* start RECORDS FOR THE TASK *

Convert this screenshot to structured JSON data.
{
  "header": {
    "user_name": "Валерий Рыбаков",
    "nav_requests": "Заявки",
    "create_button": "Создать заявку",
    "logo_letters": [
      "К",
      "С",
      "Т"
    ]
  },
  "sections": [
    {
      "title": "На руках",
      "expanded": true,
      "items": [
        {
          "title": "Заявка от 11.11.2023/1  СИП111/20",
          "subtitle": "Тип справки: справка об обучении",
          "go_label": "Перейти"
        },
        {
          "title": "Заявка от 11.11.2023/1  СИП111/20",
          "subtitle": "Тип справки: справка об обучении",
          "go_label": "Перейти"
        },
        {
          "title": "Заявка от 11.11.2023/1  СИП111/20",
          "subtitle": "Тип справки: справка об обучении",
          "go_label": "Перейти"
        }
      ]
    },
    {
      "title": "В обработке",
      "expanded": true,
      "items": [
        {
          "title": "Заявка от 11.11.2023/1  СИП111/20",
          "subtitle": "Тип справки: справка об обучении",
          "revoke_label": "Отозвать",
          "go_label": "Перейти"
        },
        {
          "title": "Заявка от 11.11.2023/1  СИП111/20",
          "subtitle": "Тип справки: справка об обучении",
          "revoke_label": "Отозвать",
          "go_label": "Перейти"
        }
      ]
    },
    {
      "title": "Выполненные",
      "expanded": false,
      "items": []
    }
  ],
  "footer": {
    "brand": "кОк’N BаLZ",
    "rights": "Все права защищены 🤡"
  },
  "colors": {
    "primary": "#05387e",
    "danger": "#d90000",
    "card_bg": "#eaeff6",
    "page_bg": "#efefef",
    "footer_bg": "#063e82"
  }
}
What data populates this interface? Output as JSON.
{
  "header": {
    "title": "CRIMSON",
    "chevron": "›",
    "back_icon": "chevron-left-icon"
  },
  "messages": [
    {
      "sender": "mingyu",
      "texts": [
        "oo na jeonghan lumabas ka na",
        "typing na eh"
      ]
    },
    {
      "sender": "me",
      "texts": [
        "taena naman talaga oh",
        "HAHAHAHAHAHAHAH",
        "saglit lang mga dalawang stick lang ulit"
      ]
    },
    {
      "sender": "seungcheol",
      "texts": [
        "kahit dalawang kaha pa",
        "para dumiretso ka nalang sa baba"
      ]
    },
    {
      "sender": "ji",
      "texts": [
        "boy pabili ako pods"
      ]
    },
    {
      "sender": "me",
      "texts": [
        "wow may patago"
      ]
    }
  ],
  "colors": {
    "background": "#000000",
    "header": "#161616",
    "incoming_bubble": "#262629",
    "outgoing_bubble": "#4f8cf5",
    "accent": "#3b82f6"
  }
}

* end RECORDS FOR THE TASK *

TASK TO COMPLETE. Restate every record exactly, leaving nothing out.

ANSWER TO THIS TASK.
Convert this screenshot to structured JSON data.
{
  "header": {
    "user_name": "Валерий Рыбаков",
    "nav_requests": "Заявки",
    "create_button": "Создать заявку",
    "logo_letters": [
      "К",
      "С",
      "Т"
    ]
  },
  "sections": [
    {
      "title": "На руках",
      "expanded": true,
      "items": [
        {
          "title": "Заявка от 11.11.2023/1  СИП111/20",
          "subtitle": "Тип справки: справка об обучении",
          "go_label": "Перейти"
        },
        {
          "title": "Заявка от 11.11.2023/1  СИП111/20",
          "subtitle": "Тип справки: справка об обучении",
          "go_label": "Перейти"
        },
        {
          "title": "Заявка от 11.11.2023/1  СИП111/20",
          "subtitle": "Тип справки: справка об обучении",
          "go_label": "Перейти"
        }
      ]
    },
    {
      "title": "В обработке",
      "expanded": true,
      "items": [
        {
          "title": "Заявка от 11.11.2023/1  СИП111/20",
          "subtitle": "Тип справки: справка об обучении",
          "revoke_label": "Отозвать",
          "go_label": "Перейти"
        },
        {
          "title": "Заявка от 11.11.2023/1  СИП111/20",
          "subtitle": "Тип справки: справка об обучении",
          "revoke_label": "Отозвать",
          "go_label": "Перейти"
        }
      ]
    },
    {
      "title": "Выполненные",
      "expanded": false,
      "items": []
    }
  ],
  "footer": {
    "brand": "кОк’N BаLZ",
    "rights": "Все права защищены 🤡"
  },
  "colors": {
    "primary": "#05387e",
    "danger": "#d90000",
    "card_bg": "#eaeff6",
    "page_bg": "#efefef",
    "footer_bg": "#063e82"
  }
}
What data populates this interface? Output as JSON.
{
  "header": {
    "title": "CRIMSON",
    "chevron": "›",
    "back_icon": "chevron-left-icon"
  },
  "messages": [
    {
      "sender": "mingyu",
      "texts": [
        "oo na jeonghan lumabas ka na",
        "typing na eh"
      ]
    },
    {
      "sender": "me",
      "texts": [
        "taena naman talaga oh",
        "HAHAHAHAHAHAHAH",
        "saglit lang mga dalawang stick lang ulit"
      ]
    },
    {
      "sender": "seungcheol",
      "texts": [
        "kahit dalawang kaha pa",
        "para dumiretso ka nalang sa baba"
      ]
    },
    {
      "sender": "ji",
      "texts": [
        "boy pabili ako pods"
      ]
    },
    {
      "sender": "me",
      "texts": [
        "wow may patago"
      ]
    }
  ],
  "colors": {
    "background": "#000000",
    "header": "#161616",
    "incoming_bubble": "#262629",
    "outgoing_bubble": "#4f8cf5",
    "accent": "#3b82f6"
  }
}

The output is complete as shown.